THE PROBLEM => Filter this data down to the lines that hold "title", and copy them.

****

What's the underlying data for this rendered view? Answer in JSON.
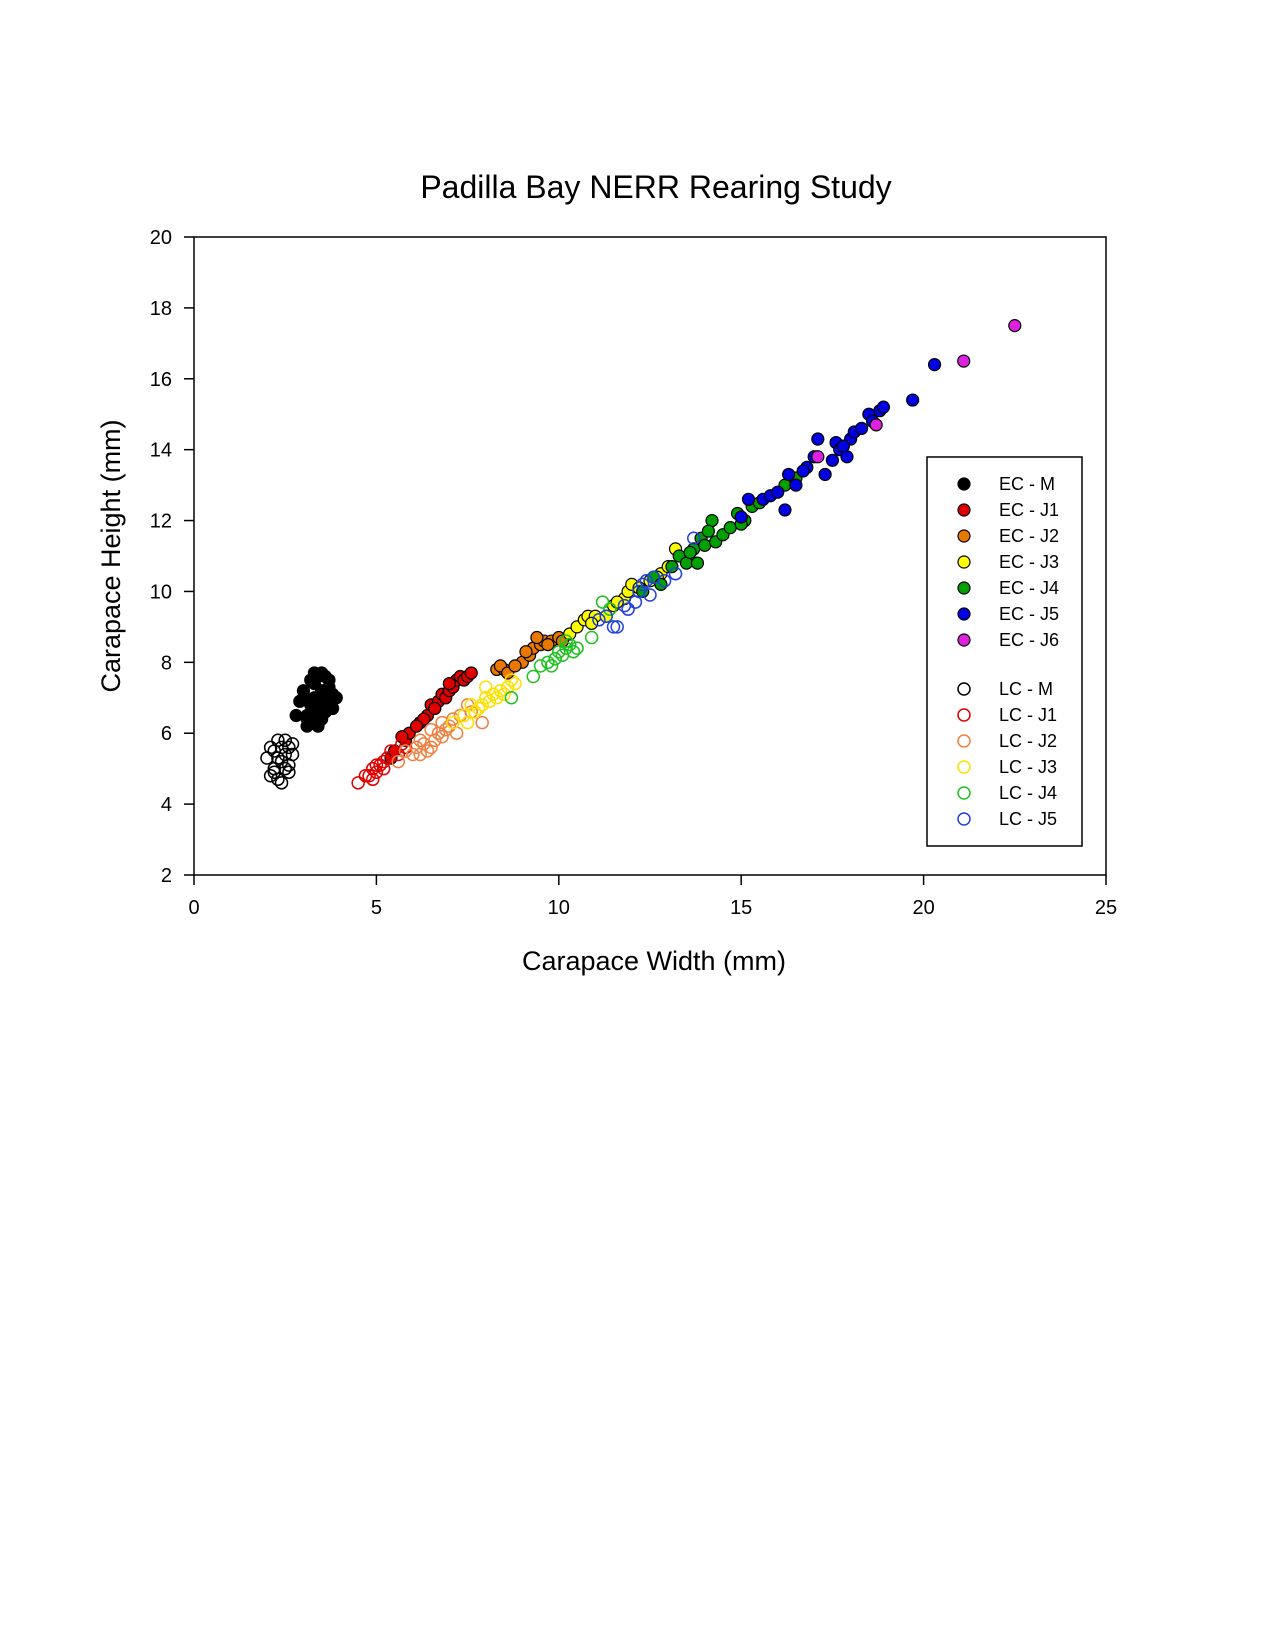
{
  "chart_data": {
    "type": "scatter",
    "title": "Padilla Bay NERR Rearing Study",
    "xlabel": "Carapace Width (mm)",
    "ylabel": "Carapace Height (mm)",
    "xlim": [
      0,
      25
    ],
    "ylim": [
      2,
      20
    ],
    "xticks": [
      0,
      5,
      10,
      15,
      20,
      25
    ],
    "yticks": [
      2,
      4,
      6,
      8,
      10,
      12,
      14,
      16,
      18,
      20
    ],
    "grid": false,
    "legend_position": "right",
    "series": [
      {
        "name": "EC - M",
        "color": "#000000",
        "fill": true,
        "points": [
          [
            3.1,
            6.5
          ],
          [
            3.2,
            6.8
          ],
          [
            3.3,
            7.0
          ],
          [
            3.4,
            6.6
          ],
          [
            3.5,
            7.2
          ],
          [
            3.6,
            6.9
          ],
          [
            3.3,
            7.4
          ],
          [
            3.4,
            7.6
          ],
          [
            3.2,
            7.5
          ],
          [
            3.6,
            7.6
          ],
          [
            3.7,
            7.3
          ],
          [
            3.8,
            7.1
          ],
          [
            3.5,
            6.4
          ],
          [
            3.3,
            6.3
          ],
          [
            3.1,
            6.2
          ],
          [
            3.0,
            7.0
          ],
          [
            3.2,
            6.9
          ],
          [
            3.6,
            6.6
          ],
          [
            3.7,
            6.8
          ],
          [
            3.4,
            6.2
          ],
          [
            2.8,
            6.5
          ],
          [
            2.9,
            6.9
          ],
          [
            3.0,
            7.2
          ],
          [
            3.5,
            7.7
          ],
          [
            3.9,
            7.0
          ],
          [
            3.8,
            6.7
          ],
          [
            3.3,
            7.7
          ],
          [
            3.1,
            6.4
          ],
          [
            3.5,
            6.9
          ],
          [
            3.7,
            7.5
          ]
        ]
      },
      {
        "name": "EC - J1",
        "color": "#e00000",
        "fill": true,
        "points": [
          [
            5.4,
            5.3
          ],
          [
            5.5,
            5.5
          ],
          [
            5.8,
            5.8
          ],
          [
            5.9,
            6.0
          ],
          [
            6.2,
            6.3
          ],
          [
            6.4,
            6.5
          ],
          [
            6.5,
            6.8
          ],
          [
            6.7,
            6.9
          ],
          [
            6.8,
            7.1
          ],
          [
            6.9,
            7.0
          ],
          [
            7.0,
            7.2
          ],
          [
            7.1,
            7.3
          ],
          [
            7.2,
            7.5
          ],
          [
            7.3,
            7.6
          ],
          [
            7.4,
            7.5
          ],
          [
            7.5,
            7.6
          ],
          [
            7.6,
            7.7
          ],
          [
            6.3,
            6.4
          ],
          [
            6.6,
            6.7
          ],
          [
            7.0,
            7.4
          ],
          [
            5.7,
            5.9
          ],
          [
            6.1,
            6.2
          ]
        ]
      },
      {
        "name": "EC - J2",
        "color": "#e87800",
        "fill": true,
        "points": [
          [
            8.3,
            7.8
          ],
          [
            8.5,
            7.8
          ],
          [
            8.4,
            7.9
          ],
          [
            8.6,
            7.7
          ],
          [
            9.0,
            8.0
          ],
          [
            9.2,
            8.2
          ],
          [
            9.3,
            8.4
          ],
          [
            9.5,
            8.5
          ],
          [
            9.6,
            8.6
          ],
          [
            9.4,
            8.7
          ],
          [
            9.8,
            8.6
          ],
          [
            10.0,
            8.7
          ],
          [
            9.1,
            8.3
          ],
          [
            8.8,
            7.9
          ],
          [
            9.7,
            8.5
          ],
          [
            10.1,
            8.6
          ]
        ]
      },
      {
        "name": "EC - J3",
        "color": "#ffff00",
        "fill": true,
        "points": [
          [
            10.3,
            8.8
          ],
          [
            10.5,
            9.0
          ],
          [
            10.7,
            9.2
          ],
          [
            10.8,
            9.3
          ],
          [
            11.0,
            9.3
          ],
          [
            11.3,
            9.3
          ],
          [
            11.5,
            9.6
          ],
          [
            11.8,
            9.8
          ],
          [
            11.9,
            10.0
          ],
          [
            12.0,
            10.2
          ],
          [
            12.2,
            10.1
          ],
          [
            12.5,
            10.3
          ],
          [
            12.8,
            10.5
          ],
          [
            13.0,
            10.7
          ],
          [
            13.2,
            11.2
          ],
          [
            11.6,
            9.7
          ],
          [
            10.9,
            9.1
          ],
          [
            12.7,
            10.4
          ]
        ]
      },
      {
        "name": "EC - J4",
        "color": "#00a000",
        "fill": true,
        "points": [
          [
            12.3,
            10.0
          ],
          [
            12.6,
            10.4
          ],
          [
            12.8,
            10.2
          ],
          [
            13.1,
            10.7
          ],
          [
            13.3,
            11.0
          ],
          [
            13.5,
            10.8
          ],
          [
            13.7,
            11.2
          ],
          [
            13.8,
            10.8
          ],
          [
            13.9,
            11.5
          ],
          [
            14.0,
            11.3
          ],
          [
            14.2,
            12.0
          ],
          [
            14.3,
            11.4
          ],
          [
            14.5,
            11.6
          ],
          [
            14.7,
            11.8
          ],
          [
            14.9,
            12.2
          ],
          [
            15.1,
            12.0
          ],
          [
            15.3,
            12.4
          ],
          [
            15.5,
            12.5
          ],
          [
            16.2,
            13.0
          ],
          [
            16.5,
            13.2
          ],
          [
            13.6,
            11.1
          ],
          [
            14.1,
            11.7
          ],
          [
            15.0,
            11.9
          ]
        ]
      },
      {
        "name": "EC - J5",
        "color": "#0000e0",
        "fill": true,
        "points": [
          [
            15.0,
            12.1
          ],
          [
            15.2,
            12.6
          ],
          [
            15.6,
            12.6
          ],
          [
            15.8,
            12.7
          ],
          [
            16.0,
            12.8
          ],
          [
            16.2,
            12.3
          ],
          [
            16.3,
            13.3
          ],
          [
            16.5,
            13.0
          ],
          [
            16.8,
            13.5
          ],
          [
            17.0,
            13.8
          ],
          [
            17.1,
            14.3
          ],
          [
            17.3,
            13.3
          ],
          [
            17.5,
            13.7
          ],
          [
            17.6,
            14.2
          ],
          [
            17.7,
            14.0
          ],
          [
            17.9,
            13.8
          ],
          [
            18.0,
            14.3
          ],
          [
            18.1,
            14.5
          ],
          [
            18.3,
            14.6
          ],
          [
            18.5,
            15.0
          ],
          [
            18.6,
            14.8
          ],
          [
            18.8,
            15.1
          ],
          [
            18.9,
            15.2
          ],
          [
            19.7,
            15.4
          ],
          [
            20.3,
            16.4
          ],
          [
            16.7,
            13.4
          ],
          [
            17.8,
            14.1
          ]
        ]
      },
      {
        "name": "EC - J6",
        "color": "#e020e0",
        "fill": true,
        "points": [
          [
            17.1,
            13.8
          ],
          [
            18.7,
            14.7
          ],
          [
            21.1,
            16.5
          ],
          [
            22.5,
            17.5
          ]
        ]
      },
      {
        "name": "LC - M",
        "color": "#000000",
        "fill": false,
        "points": [
          [
            2.0,
            5.3
          ],
          [
            2.1,
            4.8
          ],
          [
            2.2,
            5.5
          ],
          [
            2.3,
            5.8
          ],
          [
            2.4,
            5.2
          ],
          [
            2.5,
            5.0
          ],
          [
            2.6,
            5.6
          ],
          [
            2.7,
            5.4
          ],
          [
            2.2,
            5.0
          ],
          [
            2.3,
            4.7
          ],
          [
            2.4,
            4.6
          ],
          [
            2.5,
            5.4
          ],
          [
            2.6,
            5.1
          ],
          [
            2.1,
            5.6
          ],
          [
            2.7,
            5.7
          ],
          [
            2.3,
            5.3
          ],
          [
            2.4,
            5.6
          ],
          [
            2.2,
            4.9
          ],
          [
            2.6,
            4.9
          ],
          [
            2.5,
            5.8
          ]
        ]
      },
      {
        "name": "LC - J1",
        "color": "#e00000",
        "fill": false,
        "points": [
          [
            4.5,
            4.6
          ],
          [
            4.7,
            4.8
          ],
          [
            4.8,
            4.8
          ],
          [
            4.9,
            5.0
          ],
          [
            5.0,
            4.9
          ],
          [
            5.1,
            5.1
          ],
          [
            5.2,
            5.2
          ],
          [
            5.3,
            5.3
          ],
          [
            5.4,
            5.5
          ],
          [
            5.6,
            5.4
          ],
          [
            5.7,
            5.7
          ],
          [
            5.8,
            5.6
          ],
          [
            4.9,
            4.7
          ],
          [
            5.0,
            5.1
          ],
          [
            5.2,
            5.0
          ]
        ]
      },
      {
        "name": "LC - J2",
        "color": "#f08040",
        "fill": false,
        "points": [
          [
            5.6,
            5.2
          ],
          [
            5.8,
            5.5
          ],
          [
            6.0,
            5.4
          ],
          [
            6.1,
            5.6
          ],
          [
            6.2,
            5.4
          ],
          [
            6.3,
            5.7
          ],
          [
            6.4,
            5.5
          ],
          [
            6.5,
            5.6
          ],
          [
            6.6,
            5.8
          ],
          [
            6.7,
            6.0
          ],
          [
            6.8,
            5.9
          ],
          [
            6.9,
            6.1
          ],
          [
            7.0,
            6.2
          ],
          [
            7.1,
            6.4
          ],
          [
            7.3,
            6.5
          ],
          [
            7.6,
            6.6
          ],
          [
            7.9,
            6.3
          ],
          [
            6.2,
            5.8
          ],
          [
            6.5,
            6.1
          ],
          [
            6.8,
            6.3
          ],
          [
            7.2,
            6.0
          ],
          [
            7.5,
            6.8
          ]
        ]
      },
      {
        "name": "LC - J3",
        "color": "#ffe000",
        "fill": false,
        "points": [
          [
            7.1,
            6.3
          ],
          [
            7.4,
            6.5
          ],
          [
            7.6,
            6.8
          ],
          [
            7.8,
            6.7
          ],
          [
            7.9,
            6.8
          ],
          [
            8.0,
            7.0
          ],
          [
            8.1,
            6.9
          ],
          [
            8.2,
            7.1
          ],
          [
            8.3,
            7.0
          ],
          [
            8.4,
            7.2
          ],
          [
            8.5,
            7.1
          ],
          [
            8.6,
            7.3
          ],
          [
            8.8,
            7.4
          ],
          [
            7.5,
            6.3
          ],
          [
            8.7,
            7.5
          ],
          [
            7.7,
            6.6
          ],
          [
            8.0,
            7.3
          ]
        ]
      },
      {
        "name": "LC - J4",
        "color": "#20c020",
        "fill": false,
        "points": [
          [
            8.7,
            7.0
          ],
          [
            9.3,
            7.6
          ],
          [
            9.5,
            7.9
          ],
          [
            9.7,
            8.0
          ],
          [
            9.9,
            8.1
          ],
          [
            10.0,
            8.3
          ],
          [
            10.1,
            8.2
          ],
          [
            10.2,
            8.4
          ],
          [
            10.3,
            8.5
          ],
          [
            10.4,
            8.3
          ],
          [
            10.5,
            8.4
          ],
          [
            10.9,
            8.7
          ],
          [
            11.2,
            9.7
          ],
          [
            11.4,
            9.5
          ],
          [
            10.2,
            8.6
          ],
          [
            9.8,
            7.9
          ]
        ]
      },
      {
        "name": "LC - J5",
        "color": "#2040e0",
        "fill": false,
        "points": [
          [
            11.1,
            9.2
          ],
          [
            11.5,
            9.0
          ],
          [
            11.6,
            9.0
          ],
          [
            11.8,
            9.6
          ],
          [
            11.9,
            9.5
          ],
          [
            12.1,
            9.7
          ],
          [
            12.3,
            10.2
          ],
          [
            12.4,
            10.3
          ],
          [
            12.5,
            9.9
          ],
          [
            12.6,
            10.4
          ],
          [
            12.9,
            10.3
          ],
          [
            13.2,
            10.5
          ],
          [
            13.7,
            11.5
          ],
          [
            11.3,
            9.3
          ],
          [
            12.2,
            10.0
          ]
        ]
      }
    ]
  }
}
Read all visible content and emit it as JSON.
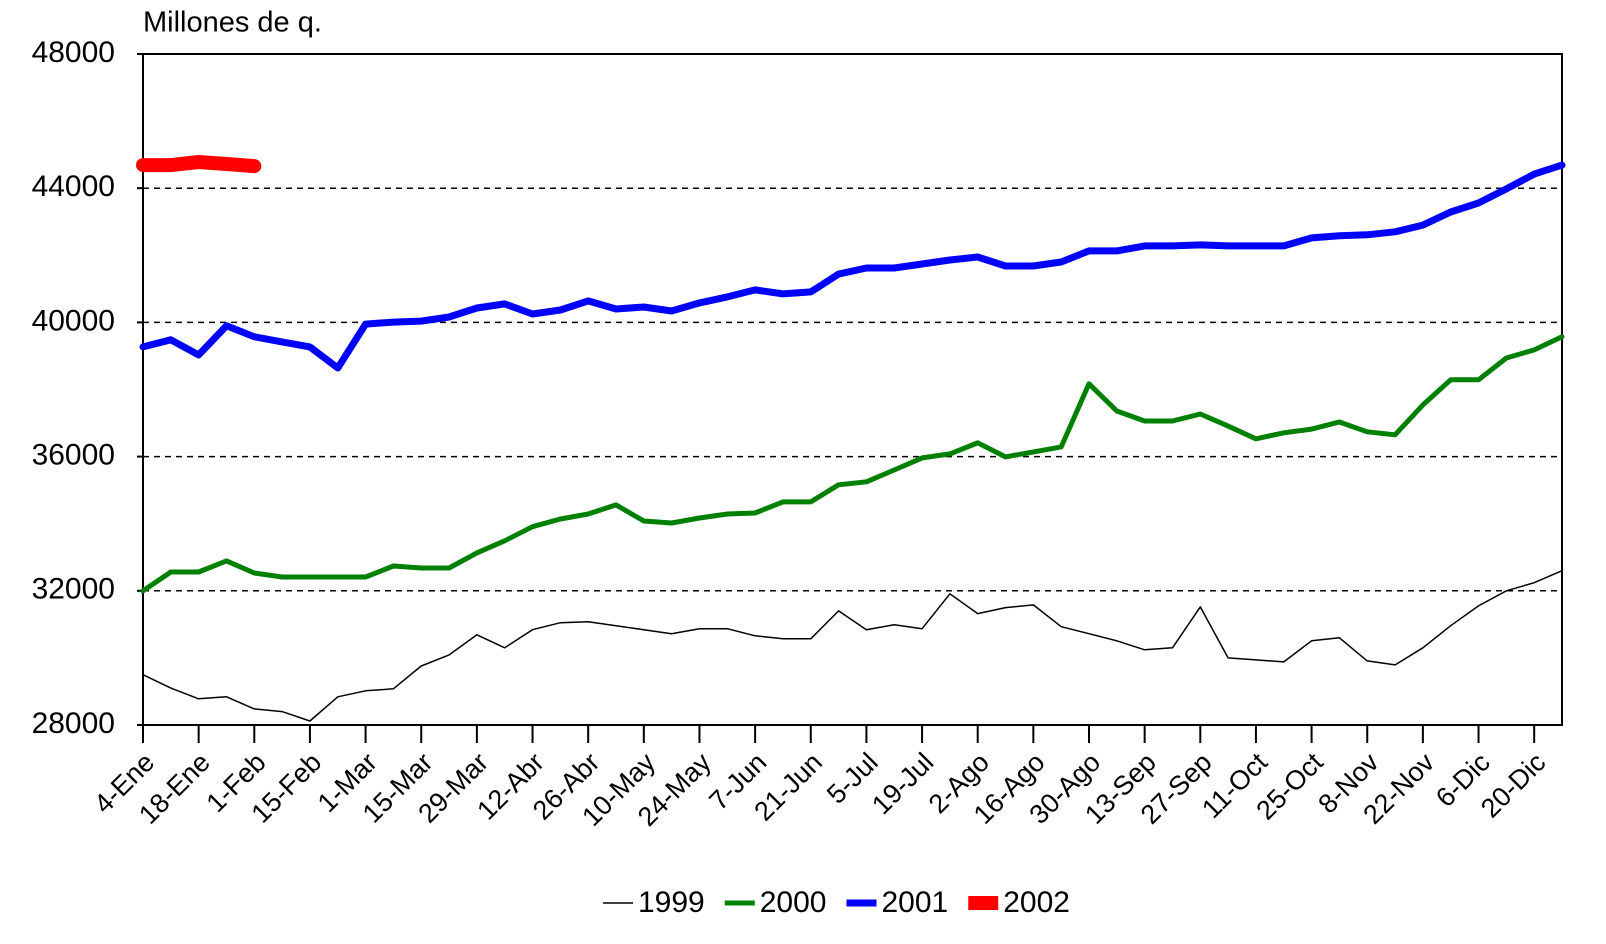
{
  "chart_data": {
    "type": "line",
    "title": "Millones de q.",
    "categories": [
      "4-Ene",
      null,
      "18-Ene",
      null,
      "1-Feb",
      null,
      "15-Feb",
      null,
      "1-Mar",
      null,
      "15-Mar",
      null,
      "29-Mar",
      null,
      "12-Abr",
      null,
      "26-Abr",
      null,
      "10-May",
      null,
      "24-May",
      null,
      "7-Jun",
      null,
      "21-Jun",
      null,
      "5-Jul",
      null,
      "19-Jul",
      null,
      "2-Ago",
      null,
      "16-Ago",
      null,
      "30-Ago",
      null,
      "13-Sep",
      null,
      "27-Sep",
      null,
      "11-Oct",
      null,
      "25-Oct",
      null,
      "8-Nov",
      null,
      "22-Nov",
      null,
      "6-Dic",
      null,
      "20-Dic",
      null
    ],
    "series": [
      {
        "name": "1999",
        "color": "#000000",
        "values": [
          29500,
          29100,
          28780,
          28840,
          28480,
          28400,
          28120,
          28840,
          29020,
          29080,
          29760,
          30090,
          30690,
          30300,
          30840,
          31050,
          31080,
          30960,
          30840,
          30720,
          30870,
          30870,
          30660,
          30570,
          30570,
          31400,
          30840,
          30990,
          30870,
          31910,
          31320,
          31500,
          31580,
          30930,
          30720,
          30510,
          30240,
          30300,
          31520,
          30000,
          29940,
          29880,
          30510,
          30600,
          29910,
          29790,
          30300,
          30960,
          31550,
          32000,
          32240,
          32600
        ]
      },
      {
        "name": "2000",
        "color": "#008000",
        "values": [
          32000,
          32560,
          32560,
          32890,
          32530,
          32410,
          32410,
          32410,
          32410,
          32740,
          32680,
          32680,
          33130,
          33490,
          33910,
          34140,
          34290,
          34560,
          34080,
          34020,
          34170,
          34290,
          34320,
          34650,
          34650,
          35160,
          35250,
          35600,
          35960,
          36080,
          36410,
          35990,
          36140,
          36290,
          38170,
          37360,
          37060,
          37060,
          37270,
          36910,
          36530,
          36710,
          36820,
          37030,
          36740,
          36650,
          37540,
          38290,
          38290,
          38940,
          39180,
          39570
        ]
      },
      {
        "name": "2001",
        "color": "#0000ff",
        "values": [
          39270,
          39480,
          39030,
          39900,
          39570,
          39420,
          39270,
          38640,
          39950,
          40010,
          40040,
          40160,
          40430,
          40550,
          40250,
          40370,
          40640,
          40400,
          40460,
          40340,
          40580,
          40760,
          40970,
          40850,
          40910,
          41440,
          41620,
          41620,
          41740,
          41860,
          41950,
          41680,
          41680,
          41800,
          42130,
          42130,
          42280,
          42280,
          42310,
          42280,
          42280,
          42280,
          42520,
          42580,
          42610,
          42700,
          42900,
          43290,
          43560,
          43980,
          44420,
          44690
        ]
      },
      {
        "name": "2002",
        "color": "#ff0000",
        "values": [
          44690,
          44690,
          44780,
          44720,
          44660,
          null,
          null,
          null,
          null,
          null,
          null,
          null,
          null,
          null,
          null,
          null,
          null,
          null,
          null,
          null,
          null,
          null,
          null,
          null,
          null,
          null,
          null,
          null,
          null,
          null,
          null,
          null,
          null,
          null,
          null,
          null,
          null,
          null,
          null,
          null,
          null,
          null,
          null,
          null,
          null,
          null,
          null,
          null,
          null,
          null,
          null,
          null
        ]
      }
    ],
    "ylim": [
      28000,
      48000
    ],
    "yticks": [
      28000,
      32000,
      36000,
      40000,
      44000,
      48000
    ],
    "grid": true
  }
}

****

TASK OUTPUT =>
    "title": "Padilla Bay NERR Rearing Study",
    "title": "Millones de q.",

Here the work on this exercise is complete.